## Task to complete
Edit these lines so that every "work-card" reads "story-card", with everything else left the same. Leave the pictures out of your version.

## Record set
◆ ◆ ◆ ◆ ◆

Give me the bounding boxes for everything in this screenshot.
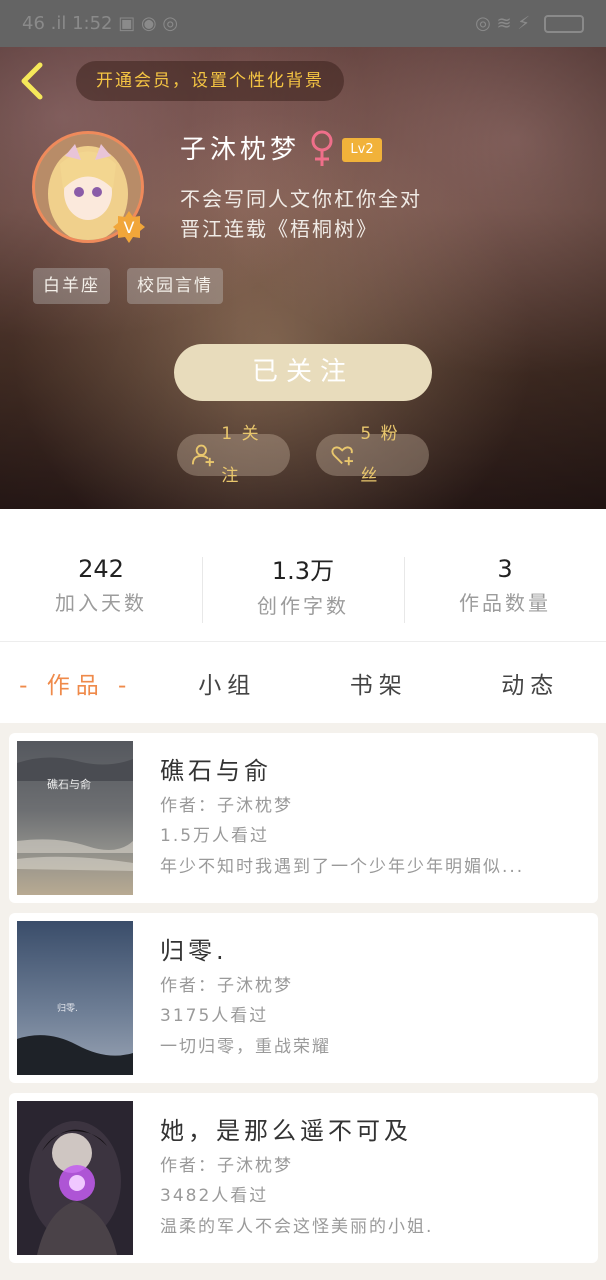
username: 子沐枕梦 xyxy=(180,135,301,165)
fans-chip[interactable]: 5 粉丝 xyxy=(316,424,429,486)
cover-image: 归零. xyxy=(17,921,133,1075)
cover-image xyxy=(17,1101,133,1255)
work-description: 一切归零，重战荣耀 xyxy=(160,1037,331,1057)
work-author: 作者：子沐枕梦 xyxy=(160,1156,293,1176)
work-card[interactable]: 归零. 归零. 作者：子沐枕梦 3175人看过 一切归零，重战荣耀 xyxy=(9,913,598,1083)
level-badge: Lv2 xyxy=(342,138,382,162)
works-list: 礁石与俞 礁石与俞 作者：子沐枕梦 1.5万人看过 年少不知时我遇到了一个少年少… xyxy=(0,723,606,1280)
back-arrow-icon[interactable] xyxy=(14,59,54,103)
work-description: 温柔的军人不会这怪美丽的小姐. xyxy=(160,1217,434,1237)
status-right-icons: ◎ ≋ ⚡ xyxy=(475,13,530,34)
profile-header: 开通会员，设置个性化背景 V 子沐枕梦 Lv2 不会写同人文你杠你全对 晋江连载… xyxy=(0,47,606,509)
stat-value: 242 xyxy=(78,554,124,583)
tab-groups[interactable]: 小组 xyxy=(152,642,304,723)
female-gender-icon xyxy=(311,130,333,166)
work-author: 作者：子沐枕梦 xyxy=(160,976,293,996)
work-title: 归零. xyxy=(160,937,228,965)
work-title: 礁石与俞 xyxy=(160,757,272,785)
work-card[interactable]: 礁石与俞 礁石与俞 作者：子沐枕梦 1.5万人看过 年少不知时我遇到了一个少年少… xyxy=(9,733,598,903)
heart-plus-icon xyxy=(331,446,353,466)
cover-image: 礁石与俞 xyxy=(17,741,133,895)
status-bar: 46 .il 1:52 ▣ ◉ ◎ ◎ ≋ ⚡ xyxy=(0,0,606,47)
stat-value: 3 xyxy=(497,554,513,583)
svg-text:归零.: 归零. xyxy=(57,1002,78,1014)
stat-label: 加入天数 xyxy=(55,590,147,615)
work-cover[interactable]: 归零. xyxy=(17,921,133,1075)
bio-line-1: 不会写同人文你杠你全对 xyxy=(180,187,422,211)
verified-badge-icon: V xyxy=(113,211,145,243)
tab-bar: - 作品 - 小组 书架 动态 xyxy=(0,641,606,723)
stat-works: 3 作品数量 xyxy=(404,509,606,641)
svg-text:V: V xyxy=(124,218,135,237)
stat-label: 创作字数 xyxy=(257,594,349,618)
add-user-icon xyxy=(191,444,214,467)
work-description: 年少不知时我遇到了一个少年少年明媚似... xyxy=(160,857,525,877)
work-card[interactable]: 她，是那么遥不可及 作者：子沐枕梦 3482人看过 温柔的军人不会这怪美丽的小姐… xyxy=(9,1093,598,1263)
svg-text:礁石与俞: 礁石与俞 xyxy=(47,777,91,791)
tab-works[interactable]: - 作品 - xyxy=(0,642,152,723)
work-cover[interactable]: 礁石与俞 xyxy=(17,741,133,895)
tab-activity[interactable]: 动态 xyxy=(455,642,606,723)
stat-words: 1.3万 创作字数 xyxy=(202,509,404,641)
fans-label: 5 粉丝 xyxy=(360,424,400,486)
stats-row: 242 加入天数 1.3万 创作字数 3 作品数量 xyxy=(0,509,606,641)
vip-background-button[interactable]: 开通会员，设置个性化背景 xyxy=(76,61,344,101)
tag-genre[interactable]: 校园言情 xyxy=(127,268,223,304)
stat-value: 1.3万 xyxy=(271,557,335,585)
status-left-text: 46 .il 1:52 ▣ ◉ ◎ xyxy=(22,13,179,34)
work-author: 作者：子沐枕梦 xyxy=(160,796,293,816)
bio-line-2: 晋江连载《梧桐树》 xyxy=(180,217,378,241)
following-label: 1 关注 xyxy=(221,424,261,486)
stat-days: 242 加入天数 xyxy=(0,509,202,641)
battery-icon xyxy=(544,14,584,33)
work-views: 1.5万人看过 xyxy=(160,826,270,846)
tag-zodiac[interactable]: 白羊座 xyxy=(33,268,110,304)
following-chip[interactable]: 1 关注 xyxy=(177,424,290,486)
work-views: 3175人看过 xyxy=(160,1006,269,1026)
work-cover[interactable] xyxy=(17,1101,133,1255)
profile-page: 46 .il 1:52 ▣ ◉ ◎ ◎ ≋ ⚡ 开通会员，设置个性化背景 V 子… xyxy=(0,0,606,1280)
followed-button[interactable]: 已关注 xyxy=(174,344,432,401)
stat-label: 作品数量 xyxy=(459,590,551,615)
tab-bookshelf[interactable]: 书架 xyxy=(303,642,455,723)
status-right: ◎ ≋ ⚡ xyxy=(475,13,584,34)
status-left: 46 .il 1:52 ▣ ◉ ◎ xyxy=(22,13,178,34)
work-title: 她，是那么遥不可及 xyxy=(160,1117,412,1145)
work-views: 3482人看过 xyxy=(160,1186,269,1206)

◆ ◆ ◆ ◆ ◆

## Solved problem
Give me the bounding boxes for everything in this screenshot.
username: 子沐枕梦 xyxy=(180,135,301,165)
fans-chip[interactable]: 5 粉丝 xyxy=(316,424,429,486)
cover-image: 归零. xyxy=(17,921,133,1075)
cover-image xyxy=(17,1101,133,1255)
work-description: 一切归零，重战荣耀 xyxy=(160,1037,331,1057)
work-author: 作者：子沐枕梦 xyxy=(160,1156,293,1176)
story-card[interactable]: 归零. 归零. 作者：子沐枕梦 3175人看过 一切归零，重战荣耀 xyxy=(9,913,598,1083)
level-badge: Lv2 xyxy=(342,138,382,162)
works-list: 礁石与俞 礁石与俞 作者：子沐枕梦 1.5万人看过 年少不知时我遇到了一个少年少… xyxy=(0,723,606,1280)
back-arrow-icon[interactable] xyxy=(14,59,54,103)
work-description: 温柔的军人不会这怪美丽的小姐. xyxy=(160,1217,434,1237)
status-right-icons: ◎ ≋ ⚡ xyxy=(475,13,530,34)
profile-header: 开通会员，设置个性化背景 V 子沐枕梦 Lv2 不会写同人文你杠你全对 晋江连载… xyxy=(0,47,606,509)
stat-value: 242 xyxy=(78,554,124,583)
tab-groups[interactable]: 小组 xyxy=(152,642,304,723)
female-gender-icon xyxy=(311,130,333,166)
work-author: 作者：子沐枕梦 xyxy=(160,976,293,996)
work-title: 归零. xyxy=(160,937,228,965)
work-title: 礁石与俞 xyxy=(160,757,272,785)
story-card[interactable]: 礁石与俞 礁石与俞 作者：子沐枕梦 1.5万人看过 年少不知时我遇到了一个少年少… xyxy=(9,733,598,903)
heart-plus-icon xyxy=(331,446,353,466)
cover-image: 礁石与俞 xyxy=(17,741,133,895)
status-bar: 46 .il 1:52 ▣ ◉ ◎ ◎ ≋ ⚡ xyxy=(0,0,606,47)
stat-value: 3 xyxy=(497,554,513,583)
svg-text:归零.: 归零. xyxy=(57,1002,78,1014)
stat-label: 加入天数 xyxy=(55,590,147,615)
work-cover[interactable]: 归零. xyxy=(17,921,133,1075)
bio-line-1: 不会写同人文你杠你全对 xyxy=(180,187,422,211)
verified-badge-icon: V xyxy=(113,211,145,243)
tab-bar: - 作品 - 小组 书架 动态 xyxy=(0,641,606,723)
stat-works: 3 作品数量 xyxy=(404,509,606,641)
svg-text:V: V xyxy=(124,218,135,237)
stat-label: 创作字数 xyxy=(257,594,349,618)
add-user-icon xyxy=(191,444,214,467)
work-description: 年少不知时我遇到了一个少年少年明媚似... xyxy=(160,857,525,877)
story-card[interactable]: 她，是那么遥不可及 作者：子沐枕梦 3482人看过 温柔的军人不会这怪美丽的小姐… xyxy=(9,1093,598,1263)
svg-text:礁石与俞: 礁石与俞 xyxy=(47,777,91,791)
tab-works[interactable]: - 作品 - xyxy=(0,642,152,723)
work-cover[interactable]: 礁石与俞 xyxy=(17,741,133,895)
tab-activity[interactable]: 动态 xyxy=(455,642,606,723)
stat-words: 1.3万 创作字数 xyxy=(202,509,404,641)
fans-label: 5 粉丝 xyxy=(360,424,400,486)
stats-row: 242 加入天数 1.3万 创作字数 3 作品数量 xyxy=(0,509,606,641)
vip-background-button[interactable]: 开通会员，设置个性化背景 xyxy=(76,61,344,101)
tag-genre[interactable]: 校园言情 xyxy=(127,268,223,304)
stat-value: 1.3万 xyxy=(271,557,335,585)
status-left-text: 46 .il 1:52 ▣ ◉ ◎ xyxy=(22,13,179,34)
work-author: 作者：子沐枕梦 xyxy=(160,796,293,816)
bio-line-2: 晋江连载《梧桐树》 xyxy=(180,217,378,241)
following-label: 1 关注 xyxy=(221,424,261,486)
stat-days: 242 加入天数 xyxy=(0,509,202,641)
battery-icon xyxy=(544,14,584,33)
work-views: 1.5万人看过 xyxy=(160,826,270,846)
tag-zodiac[interactable]: 白羊座 xyxy=(33,268,110,304)
following-chip[interactable]: 1 关注 xyxy=(177,424,290,486)
work-views: 3175人看过 xyxy=(160,1006,269,1026)
work-cover[interactable] xyxy=(17,1101,133,1255)
profile-page: 46 .il 1:52 ▣ ◉ ◎ ◎ ≋ ⚡ 开通会员，设置个性化背景 V 子… xyxy=(0,0,606,1280)
followed-button[interactable]: 已关注 xyxy=(174,344,432,401)
stat-label: 作品数量 xyxy=(459,590,551,615)
tab-bookshelf[interactable]: 书架 xyxy=(303,642,455,723)
status-right: ◎ ≋ ⚡ xyxy=(475,13,584,34)
status-left: 46 .il 1:52 ▣ ◉ ◎ xyxy=(22,13,178,34)
work-title: 她，是那么遥不可及 xyxy=(160,1117,412,1145)
work-views: 3482人看过 xyxy=(160,1186,269,1206)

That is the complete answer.